**TASK 1**
According to the letter to the editor below, what did Stanford's Anesthesia Preoperative Evaluation Clinic require from its parent institution?
**TASK 2**
Using the letter to the editor below, explain why the writer says it is questionable that APEC itself reduced laboratory testing and surgery cancellations.
**TASK 3**
Please translate this sentence from the letter to the editor below into Spanish: "The supportive editorial recognized that 'Little in this report is new or unique.'"

To the Editor:-Stanford's Anesthesia Preoperative Evaluation Clinic (APEC) was only possible with significant financial commitment by the parent institution, funds not forthcoming in all practice settings. [1]The “study hypothesis” asked whether “APEC could reduce preoperative testing, surgical cancellations and hospital costs”-isolated events! Reducing laboratory testing and surgery cancellations specifically via effects of APEC appears questionable, because the study lacked a blinded design comparative to any concurrent “gold standard.” Although cost effectiveness was repeatedly stressed, there was little evidence that overall reduced costs (sum of all spent dollars, materials, and worker and patient hours) or improved patient care resulted, making “cost effectiveness” relatively meaningless. The supportive editorial recognized that “Little in this report is new or unique.”[2]Both articles read as advertisements for the “new,” time-consuming, and expensive method, founded on incomplete and very circumspect calculations by protagonists.

**RECORD EXTRACTS**
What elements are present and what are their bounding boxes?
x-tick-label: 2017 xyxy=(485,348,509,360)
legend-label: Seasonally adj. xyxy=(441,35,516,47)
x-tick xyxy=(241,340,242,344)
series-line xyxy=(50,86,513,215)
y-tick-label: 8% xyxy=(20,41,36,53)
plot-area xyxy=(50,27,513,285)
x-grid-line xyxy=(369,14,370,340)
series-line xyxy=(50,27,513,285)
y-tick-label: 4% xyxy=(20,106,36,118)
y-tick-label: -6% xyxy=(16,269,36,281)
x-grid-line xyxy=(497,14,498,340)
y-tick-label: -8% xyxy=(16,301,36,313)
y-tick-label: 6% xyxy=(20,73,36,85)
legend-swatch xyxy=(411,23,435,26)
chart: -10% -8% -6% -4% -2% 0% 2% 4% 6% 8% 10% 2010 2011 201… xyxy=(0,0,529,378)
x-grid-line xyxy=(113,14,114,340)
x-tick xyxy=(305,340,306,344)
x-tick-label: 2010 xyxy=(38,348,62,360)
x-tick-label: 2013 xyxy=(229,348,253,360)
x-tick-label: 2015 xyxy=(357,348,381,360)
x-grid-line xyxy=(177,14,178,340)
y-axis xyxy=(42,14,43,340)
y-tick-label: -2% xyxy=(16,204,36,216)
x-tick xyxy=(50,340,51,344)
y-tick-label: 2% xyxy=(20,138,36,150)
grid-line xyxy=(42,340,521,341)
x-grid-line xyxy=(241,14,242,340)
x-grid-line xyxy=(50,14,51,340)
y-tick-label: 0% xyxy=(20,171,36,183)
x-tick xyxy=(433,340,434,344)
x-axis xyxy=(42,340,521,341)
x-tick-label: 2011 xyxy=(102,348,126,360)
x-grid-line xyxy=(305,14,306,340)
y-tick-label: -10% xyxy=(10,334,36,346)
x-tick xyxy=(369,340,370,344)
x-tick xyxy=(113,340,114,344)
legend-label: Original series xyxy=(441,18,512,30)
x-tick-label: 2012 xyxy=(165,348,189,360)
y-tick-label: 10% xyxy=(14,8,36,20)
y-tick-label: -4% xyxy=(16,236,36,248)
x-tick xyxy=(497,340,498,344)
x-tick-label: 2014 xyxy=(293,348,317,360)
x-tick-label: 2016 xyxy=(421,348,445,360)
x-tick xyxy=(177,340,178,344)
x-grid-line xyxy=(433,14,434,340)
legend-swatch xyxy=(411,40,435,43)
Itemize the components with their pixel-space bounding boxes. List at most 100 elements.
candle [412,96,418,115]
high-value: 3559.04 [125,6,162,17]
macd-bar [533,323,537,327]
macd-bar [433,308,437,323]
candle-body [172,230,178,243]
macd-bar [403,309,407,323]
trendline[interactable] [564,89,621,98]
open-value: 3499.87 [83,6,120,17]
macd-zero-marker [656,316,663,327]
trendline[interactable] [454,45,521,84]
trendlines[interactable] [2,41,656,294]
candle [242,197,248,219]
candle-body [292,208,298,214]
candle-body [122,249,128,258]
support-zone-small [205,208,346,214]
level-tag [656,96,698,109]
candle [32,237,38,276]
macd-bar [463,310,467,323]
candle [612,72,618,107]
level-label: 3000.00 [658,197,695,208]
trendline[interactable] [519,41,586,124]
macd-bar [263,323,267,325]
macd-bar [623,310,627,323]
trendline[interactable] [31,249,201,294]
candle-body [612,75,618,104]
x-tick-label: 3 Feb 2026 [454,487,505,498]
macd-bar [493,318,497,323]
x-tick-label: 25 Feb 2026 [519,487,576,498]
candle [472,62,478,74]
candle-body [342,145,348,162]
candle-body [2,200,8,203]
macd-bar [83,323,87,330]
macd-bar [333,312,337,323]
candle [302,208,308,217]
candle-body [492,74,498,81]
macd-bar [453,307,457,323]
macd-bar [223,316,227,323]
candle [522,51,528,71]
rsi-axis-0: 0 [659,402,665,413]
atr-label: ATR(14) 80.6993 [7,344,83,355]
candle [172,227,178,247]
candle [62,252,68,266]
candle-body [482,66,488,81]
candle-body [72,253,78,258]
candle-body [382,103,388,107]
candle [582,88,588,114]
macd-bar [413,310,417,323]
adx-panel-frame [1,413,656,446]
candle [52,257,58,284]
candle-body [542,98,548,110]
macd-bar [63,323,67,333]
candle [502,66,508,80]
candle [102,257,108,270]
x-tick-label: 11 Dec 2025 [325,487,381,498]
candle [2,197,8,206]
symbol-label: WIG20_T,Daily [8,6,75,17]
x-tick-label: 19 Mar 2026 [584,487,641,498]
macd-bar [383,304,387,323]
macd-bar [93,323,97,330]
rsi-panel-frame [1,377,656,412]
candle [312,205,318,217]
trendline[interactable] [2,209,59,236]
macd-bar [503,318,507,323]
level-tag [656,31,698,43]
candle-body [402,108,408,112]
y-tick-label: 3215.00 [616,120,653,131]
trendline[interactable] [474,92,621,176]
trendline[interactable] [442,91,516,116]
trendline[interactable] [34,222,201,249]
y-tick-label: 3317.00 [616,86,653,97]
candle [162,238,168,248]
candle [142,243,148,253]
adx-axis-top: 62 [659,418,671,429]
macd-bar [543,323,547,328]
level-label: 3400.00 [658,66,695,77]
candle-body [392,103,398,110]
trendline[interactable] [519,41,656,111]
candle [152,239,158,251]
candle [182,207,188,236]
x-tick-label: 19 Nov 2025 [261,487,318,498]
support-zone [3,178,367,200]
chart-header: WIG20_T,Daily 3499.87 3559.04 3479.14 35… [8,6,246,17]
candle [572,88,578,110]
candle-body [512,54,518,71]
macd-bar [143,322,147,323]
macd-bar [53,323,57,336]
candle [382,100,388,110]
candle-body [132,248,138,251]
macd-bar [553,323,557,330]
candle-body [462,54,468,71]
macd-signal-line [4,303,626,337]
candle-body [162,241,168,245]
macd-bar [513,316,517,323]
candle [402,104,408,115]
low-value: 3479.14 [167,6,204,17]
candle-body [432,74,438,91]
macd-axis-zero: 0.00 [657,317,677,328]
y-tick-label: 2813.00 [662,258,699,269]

**TASK SOLUTION 1**
It required significant financial commitment from the parent institution.

**TASK SOLUTION 2**
The writer says the study lacked a blinded design that compared APEC with any concurrent "gold standard," so the reductions in laboratory testing and surgery cancellations cannot clearly be credited to APEC.

**TASK SOLUTION 3**
El editorial de apoyo reconoció que «Poco en este informe es nuevo o único».